Task prompt: In full and without alteration, give the listing again.
**** Data to use ****
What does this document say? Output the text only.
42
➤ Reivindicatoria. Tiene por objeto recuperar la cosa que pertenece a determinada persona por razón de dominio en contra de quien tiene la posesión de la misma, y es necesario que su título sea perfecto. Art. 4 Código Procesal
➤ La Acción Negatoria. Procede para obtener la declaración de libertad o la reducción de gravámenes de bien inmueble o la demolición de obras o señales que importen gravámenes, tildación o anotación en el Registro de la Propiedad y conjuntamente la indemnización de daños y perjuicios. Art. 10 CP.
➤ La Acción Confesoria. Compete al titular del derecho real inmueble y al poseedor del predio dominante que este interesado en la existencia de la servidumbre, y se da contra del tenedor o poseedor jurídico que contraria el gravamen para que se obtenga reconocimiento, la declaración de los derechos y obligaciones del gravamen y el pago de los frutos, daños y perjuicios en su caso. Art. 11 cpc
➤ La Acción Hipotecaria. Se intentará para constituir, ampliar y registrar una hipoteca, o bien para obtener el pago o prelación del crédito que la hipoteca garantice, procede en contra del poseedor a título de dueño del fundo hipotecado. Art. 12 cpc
****
Task solution:
What does this document say? Output the text only.
42
➤ Reivindicatoria. Tiene por objeto recuperar la cosa que pertenece a determinada persona por razón de dominio en contra de quien tiene la posesión de la misma, y es necesario que su título sea perfecto. Art. 4 Código Procesal
➤ La Acción Negatoria. Procede para obtener la declaración de libertad o la reducción de gravámenes de bien inmueble o la demolición de obras o señales que importen gravámenes, tildación o anotación en el Registro de la Propiedad y conjuntamente la indemnización de daños y perjuicios. Art. 10 CP.
➤ La Acción Confesoria. Compete al titular del derecho real inmueble y al poseedor del predio dominante que este interesado en la existencia de la servidumbre, y se da contra del tenedor o poseedor jurídico que contraria el gravamen para que se obtenga reconocimiento, la declaración de los derechos y obligaciones del gravamen y el pago de los frutos, daños y perjuicios en su caso. Art. 11 cpc
➤ La Acción Hipotecaria. Se intentará para constituir, ampliar y registrar una hipoteca, o bien para obtener el pago o prelación del crédito que la hipoteca garantice, procede en contra del poseedor a título de dueño del fundo hipotecado. Art. 12 cpc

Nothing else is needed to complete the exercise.